* **LISTING**:
• • • • •
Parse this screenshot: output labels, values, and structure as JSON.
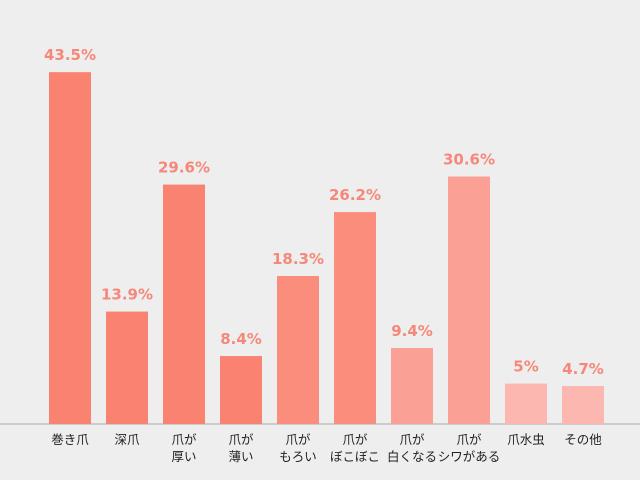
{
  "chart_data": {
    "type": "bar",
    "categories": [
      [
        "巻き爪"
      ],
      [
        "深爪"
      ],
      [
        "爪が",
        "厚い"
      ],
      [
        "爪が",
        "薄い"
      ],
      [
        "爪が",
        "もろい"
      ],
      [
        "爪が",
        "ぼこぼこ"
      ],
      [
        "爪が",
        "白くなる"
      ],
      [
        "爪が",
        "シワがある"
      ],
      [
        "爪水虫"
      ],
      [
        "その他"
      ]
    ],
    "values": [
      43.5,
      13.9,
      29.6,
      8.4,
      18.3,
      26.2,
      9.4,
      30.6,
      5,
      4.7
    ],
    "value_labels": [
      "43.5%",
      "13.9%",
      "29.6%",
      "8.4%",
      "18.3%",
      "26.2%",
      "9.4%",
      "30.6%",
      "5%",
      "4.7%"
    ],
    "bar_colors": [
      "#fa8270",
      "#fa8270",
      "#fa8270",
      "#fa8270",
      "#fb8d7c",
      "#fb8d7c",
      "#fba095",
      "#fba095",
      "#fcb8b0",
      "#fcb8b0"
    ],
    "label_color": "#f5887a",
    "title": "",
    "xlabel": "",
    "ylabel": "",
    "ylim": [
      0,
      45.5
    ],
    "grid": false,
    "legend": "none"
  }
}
• • • • •
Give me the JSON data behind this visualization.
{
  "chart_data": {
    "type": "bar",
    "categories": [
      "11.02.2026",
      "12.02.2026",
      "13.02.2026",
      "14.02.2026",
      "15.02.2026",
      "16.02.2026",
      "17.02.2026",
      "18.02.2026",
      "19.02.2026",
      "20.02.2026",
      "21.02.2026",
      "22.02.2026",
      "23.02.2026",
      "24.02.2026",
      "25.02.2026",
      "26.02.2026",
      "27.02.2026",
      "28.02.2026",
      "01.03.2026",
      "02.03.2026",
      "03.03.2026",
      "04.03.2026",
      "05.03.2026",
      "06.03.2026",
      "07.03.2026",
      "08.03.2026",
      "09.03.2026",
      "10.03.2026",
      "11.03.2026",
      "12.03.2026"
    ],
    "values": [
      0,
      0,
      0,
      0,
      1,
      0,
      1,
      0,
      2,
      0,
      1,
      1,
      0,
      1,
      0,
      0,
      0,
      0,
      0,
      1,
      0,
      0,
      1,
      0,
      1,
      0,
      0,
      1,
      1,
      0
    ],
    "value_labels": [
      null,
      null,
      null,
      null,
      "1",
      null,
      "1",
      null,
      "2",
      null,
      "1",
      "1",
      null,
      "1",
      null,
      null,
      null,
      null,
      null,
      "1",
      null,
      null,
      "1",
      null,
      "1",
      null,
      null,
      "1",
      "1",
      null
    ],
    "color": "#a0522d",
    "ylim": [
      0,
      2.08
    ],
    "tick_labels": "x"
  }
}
• • • • •
* **JOB**:
Whichever lines contain the string "JSON", select and copy them.

* **SOLUTION TO THIS EXERCISE**:
Parse this screenshot: output labels, values, and structure as JSON.
Give me the JSON data behind this visualization.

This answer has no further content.